> **EXERCISE DATA**:
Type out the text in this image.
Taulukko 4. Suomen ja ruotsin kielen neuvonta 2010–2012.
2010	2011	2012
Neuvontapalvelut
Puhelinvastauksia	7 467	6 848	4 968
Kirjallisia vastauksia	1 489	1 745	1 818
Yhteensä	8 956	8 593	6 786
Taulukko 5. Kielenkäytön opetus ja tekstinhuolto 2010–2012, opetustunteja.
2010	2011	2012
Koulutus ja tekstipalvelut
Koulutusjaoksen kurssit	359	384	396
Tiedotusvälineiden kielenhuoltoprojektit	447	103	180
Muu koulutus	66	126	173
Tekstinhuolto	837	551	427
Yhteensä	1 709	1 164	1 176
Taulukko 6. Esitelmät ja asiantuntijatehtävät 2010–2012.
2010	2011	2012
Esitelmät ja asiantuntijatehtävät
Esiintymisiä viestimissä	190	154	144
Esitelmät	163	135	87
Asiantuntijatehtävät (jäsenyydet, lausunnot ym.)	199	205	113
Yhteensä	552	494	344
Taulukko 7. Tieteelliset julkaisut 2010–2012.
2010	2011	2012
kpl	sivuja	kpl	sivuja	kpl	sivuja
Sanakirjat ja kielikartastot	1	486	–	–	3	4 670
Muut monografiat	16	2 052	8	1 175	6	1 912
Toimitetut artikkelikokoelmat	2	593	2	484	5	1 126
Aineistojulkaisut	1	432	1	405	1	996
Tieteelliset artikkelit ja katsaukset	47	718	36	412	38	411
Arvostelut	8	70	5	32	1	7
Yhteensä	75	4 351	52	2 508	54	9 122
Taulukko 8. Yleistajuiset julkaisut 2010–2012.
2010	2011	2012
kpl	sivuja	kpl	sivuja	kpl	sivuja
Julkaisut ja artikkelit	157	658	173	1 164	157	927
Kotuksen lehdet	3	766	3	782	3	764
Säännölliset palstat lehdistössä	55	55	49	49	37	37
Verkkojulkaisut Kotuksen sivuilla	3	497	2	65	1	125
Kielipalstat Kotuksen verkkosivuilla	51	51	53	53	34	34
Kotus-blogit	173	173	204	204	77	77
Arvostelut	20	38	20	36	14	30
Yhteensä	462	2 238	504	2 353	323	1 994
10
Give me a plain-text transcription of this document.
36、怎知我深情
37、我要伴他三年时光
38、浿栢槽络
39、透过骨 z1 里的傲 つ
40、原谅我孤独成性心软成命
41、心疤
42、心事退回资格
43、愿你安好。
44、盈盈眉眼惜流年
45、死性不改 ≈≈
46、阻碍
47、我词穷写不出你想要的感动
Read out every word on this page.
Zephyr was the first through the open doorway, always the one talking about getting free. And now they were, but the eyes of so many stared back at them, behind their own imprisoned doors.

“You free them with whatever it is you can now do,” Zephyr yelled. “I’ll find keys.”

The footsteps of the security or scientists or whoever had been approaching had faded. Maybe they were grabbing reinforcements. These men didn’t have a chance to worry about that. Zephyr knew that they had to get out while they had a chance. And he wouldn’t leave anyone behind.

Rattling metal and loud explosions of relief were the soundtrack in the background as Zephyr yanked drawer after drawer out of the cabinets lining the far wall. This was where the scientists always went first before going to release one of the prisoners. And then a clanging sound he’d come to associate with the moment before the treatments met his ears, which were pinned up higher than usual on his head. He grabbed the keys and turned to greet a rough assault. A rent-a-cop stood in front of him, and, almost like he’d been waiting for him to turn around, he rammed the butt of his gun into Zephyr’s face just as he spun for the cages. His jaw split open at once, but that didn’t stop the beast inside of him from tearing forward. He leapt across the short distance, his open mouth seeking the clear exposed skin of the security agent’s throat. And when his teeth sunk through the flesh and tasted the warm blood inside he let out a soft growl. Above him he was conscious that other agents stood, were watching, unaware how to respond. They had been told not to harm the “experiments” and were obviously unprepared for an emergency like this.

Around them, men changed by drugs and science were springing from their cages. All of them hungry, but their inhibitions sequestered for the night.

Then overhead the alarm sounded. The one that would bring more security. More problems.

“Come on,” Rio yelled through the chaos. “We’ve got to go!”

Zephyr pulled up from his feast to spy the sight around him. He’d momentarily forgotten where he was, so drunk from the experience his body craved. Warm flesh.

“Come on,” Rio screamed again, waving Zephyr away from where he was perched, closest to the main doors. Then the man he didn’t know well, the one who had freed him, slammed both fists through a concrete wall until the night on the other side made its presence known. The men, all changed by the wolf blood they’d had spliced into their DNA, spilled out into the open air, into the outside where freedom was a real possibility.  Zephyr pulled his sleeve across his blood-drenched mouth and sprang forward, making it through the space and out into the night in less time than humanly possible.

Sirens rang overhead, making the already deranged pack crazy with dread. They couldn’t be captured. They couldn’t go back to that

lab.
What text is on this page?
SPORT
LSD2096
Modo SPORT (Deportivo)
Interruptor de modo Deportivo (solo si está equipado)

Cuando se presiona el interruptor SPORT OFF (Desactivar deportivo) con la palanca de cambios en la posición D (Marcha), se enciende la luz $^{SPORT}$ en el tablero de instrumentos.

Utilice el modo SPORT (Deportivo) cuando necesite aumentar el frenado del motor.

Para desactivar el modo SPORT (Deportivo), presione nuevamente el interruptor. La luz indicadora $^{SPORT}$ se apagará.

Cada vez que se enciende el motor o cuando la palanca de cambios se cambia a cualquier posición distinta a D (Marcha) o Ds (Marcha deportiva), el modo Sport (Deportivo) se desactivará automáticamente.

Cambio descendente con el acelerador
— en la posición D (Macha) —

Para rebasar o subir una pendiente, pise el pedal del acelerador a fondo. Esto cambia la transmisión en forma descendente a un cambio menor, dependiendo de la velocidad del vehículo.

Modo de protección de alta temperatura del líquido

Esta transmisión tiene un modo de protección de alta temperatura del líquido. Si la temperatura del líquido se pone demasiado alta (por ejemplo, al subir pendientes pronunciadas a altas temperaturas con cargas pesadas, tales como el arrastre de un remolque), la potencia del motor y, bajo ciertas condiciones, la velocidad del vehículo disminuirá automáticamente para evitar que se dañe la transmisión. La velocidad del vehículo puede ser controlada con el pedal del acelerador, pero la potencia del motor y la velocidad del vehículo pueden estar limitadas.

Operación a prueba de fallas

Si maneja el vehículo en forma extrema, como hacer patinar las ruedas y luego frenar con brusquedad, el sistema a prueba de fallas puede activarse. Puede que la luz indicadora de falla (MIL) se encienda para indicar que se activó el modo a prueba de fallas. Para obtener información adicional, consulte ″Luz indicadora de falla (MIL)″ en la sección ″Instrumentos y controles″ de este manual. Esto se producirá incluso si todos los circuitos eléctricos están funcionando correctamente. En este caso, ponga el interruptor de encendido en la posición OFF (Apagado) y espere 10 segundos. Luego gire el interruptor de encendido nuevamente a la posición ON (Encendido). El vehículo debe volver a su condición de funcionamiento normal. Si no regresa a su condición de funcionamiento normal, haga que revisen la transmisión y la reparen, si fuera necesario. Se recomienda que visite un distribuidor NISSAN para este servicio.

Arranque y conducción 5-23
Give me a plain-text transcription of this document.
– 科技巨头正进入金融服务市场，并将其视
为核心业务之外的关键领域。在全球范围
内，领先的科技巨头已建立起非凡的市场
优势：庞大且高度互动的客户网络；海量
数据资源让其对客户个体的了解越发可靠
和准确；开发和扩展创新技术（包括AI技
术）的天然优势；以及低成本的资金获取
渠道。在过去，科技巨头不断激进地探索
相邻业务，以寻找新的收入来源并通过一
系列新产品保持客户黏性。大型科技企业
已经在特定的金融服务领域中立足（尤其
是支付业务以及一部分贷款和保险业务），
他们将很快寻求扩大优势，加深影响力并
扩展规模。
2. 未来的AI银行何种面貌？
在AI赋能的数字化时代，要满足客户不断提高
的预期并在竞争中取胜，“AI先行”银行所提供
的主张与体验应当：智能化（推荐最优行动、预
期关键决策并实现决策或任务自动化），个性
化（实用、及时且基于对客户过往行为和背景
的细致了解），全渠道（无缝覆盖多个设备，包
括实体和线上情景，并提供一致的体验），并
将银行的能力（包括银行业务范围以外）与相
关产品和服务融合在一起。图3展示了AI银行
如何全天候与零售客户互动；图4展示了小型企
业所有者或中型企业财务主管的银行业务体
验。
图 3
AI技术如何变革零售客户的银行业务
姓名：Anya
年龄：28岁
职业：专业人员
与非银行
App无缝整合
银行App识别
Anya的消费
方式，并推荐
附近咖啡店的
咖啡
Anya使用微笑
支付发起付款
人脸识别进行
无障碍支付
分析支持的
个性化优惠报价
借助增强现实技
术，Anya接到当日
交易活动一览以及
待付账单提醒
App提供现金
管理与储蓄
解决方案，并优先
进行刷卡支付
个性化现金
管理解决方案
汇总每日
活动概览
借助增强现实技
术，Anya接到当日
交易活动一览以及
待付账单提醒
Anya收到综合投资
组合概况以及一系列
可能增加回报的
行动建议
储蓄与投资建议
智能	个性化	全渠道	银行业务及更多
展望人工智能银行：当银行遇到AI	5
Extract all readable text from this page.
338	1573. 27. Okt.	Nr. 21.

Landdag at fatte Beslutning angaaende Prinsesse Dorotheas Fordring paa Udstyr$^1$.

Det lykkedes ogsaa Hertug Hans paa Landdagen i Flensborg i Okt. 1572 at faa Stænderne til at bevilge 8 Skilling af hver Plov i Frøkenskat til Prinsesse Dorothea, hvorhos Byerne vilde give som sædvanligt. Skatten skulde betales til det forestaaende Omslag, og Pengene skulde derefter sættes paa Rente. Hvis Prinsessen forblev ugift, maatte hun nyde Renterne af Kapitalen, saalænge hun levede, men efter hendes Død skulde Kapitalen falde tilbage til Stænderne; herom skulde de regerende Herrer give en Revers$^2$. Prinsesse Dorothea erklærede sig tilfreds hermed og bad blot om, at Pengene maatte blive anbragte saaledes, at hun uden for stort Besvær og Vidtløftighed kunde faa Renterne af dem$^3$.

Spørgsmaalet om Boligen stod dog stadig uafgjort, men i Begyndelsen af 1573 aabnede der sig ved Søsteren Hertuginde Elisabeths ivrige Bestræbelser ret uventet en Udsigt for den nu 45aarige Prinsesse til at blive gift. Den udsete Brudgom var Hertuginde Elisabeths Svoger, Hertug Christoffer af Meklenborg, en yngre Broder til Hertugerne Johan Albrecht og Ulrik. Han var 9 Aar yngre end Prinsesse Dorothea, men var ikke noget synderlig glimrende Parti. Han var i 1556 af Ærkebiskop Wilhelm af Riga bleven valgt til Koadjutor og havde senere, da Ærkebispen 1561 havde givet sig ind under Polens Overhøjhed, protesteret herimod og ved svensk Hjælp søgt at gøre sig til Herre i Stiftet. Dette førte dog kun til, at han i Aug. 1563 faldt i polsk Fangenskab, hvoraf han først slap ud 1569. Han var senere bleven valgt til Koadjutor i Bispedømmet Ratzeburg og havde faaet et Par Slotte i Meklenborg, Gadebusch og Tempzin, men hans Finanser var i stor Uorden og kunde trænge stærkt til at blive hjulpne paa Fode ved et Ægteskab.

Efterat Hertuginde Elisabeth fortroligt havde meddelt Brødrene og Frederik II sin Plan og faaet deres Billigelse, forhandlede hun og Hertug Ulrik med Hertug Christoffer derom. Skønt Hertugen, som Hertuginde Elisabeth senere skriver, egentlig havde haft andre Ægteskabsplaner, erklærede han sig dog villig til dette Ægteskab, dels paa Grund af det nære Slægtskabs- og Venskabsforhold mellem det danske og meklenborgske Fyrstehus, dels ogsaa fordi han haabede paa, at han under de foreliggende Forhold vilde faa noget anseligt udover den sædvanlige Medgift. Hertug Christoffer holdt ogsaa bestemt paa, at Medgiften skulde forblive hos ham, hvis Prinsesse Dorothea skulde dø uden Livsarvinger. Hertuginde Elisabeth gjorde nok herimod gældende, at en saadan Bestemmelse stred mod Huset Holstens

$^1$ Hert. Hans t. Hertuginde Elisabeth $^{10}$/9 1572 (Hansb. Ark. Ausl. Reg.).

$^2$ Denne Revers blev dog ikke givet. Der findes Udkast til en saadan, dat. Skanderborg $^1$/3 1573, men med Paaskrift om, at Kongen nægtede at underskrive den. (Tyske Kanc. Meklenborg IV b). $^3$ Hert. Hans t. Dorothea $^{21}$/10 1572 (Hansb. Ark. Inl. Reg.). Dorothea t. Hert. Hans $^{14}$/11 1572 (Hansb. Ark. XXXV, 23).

> **WHAT YOU WILL DO**: Gather every line from the entries above where the word "Tieteelliset" appears, and copy them.

> **EXERCISE RESPONSE**:
Taulukko 7. Tieteelliset julkaisut 2010–2012.
Tieteelliset artikkelit ja katsaukset	47	718	36	412	38	411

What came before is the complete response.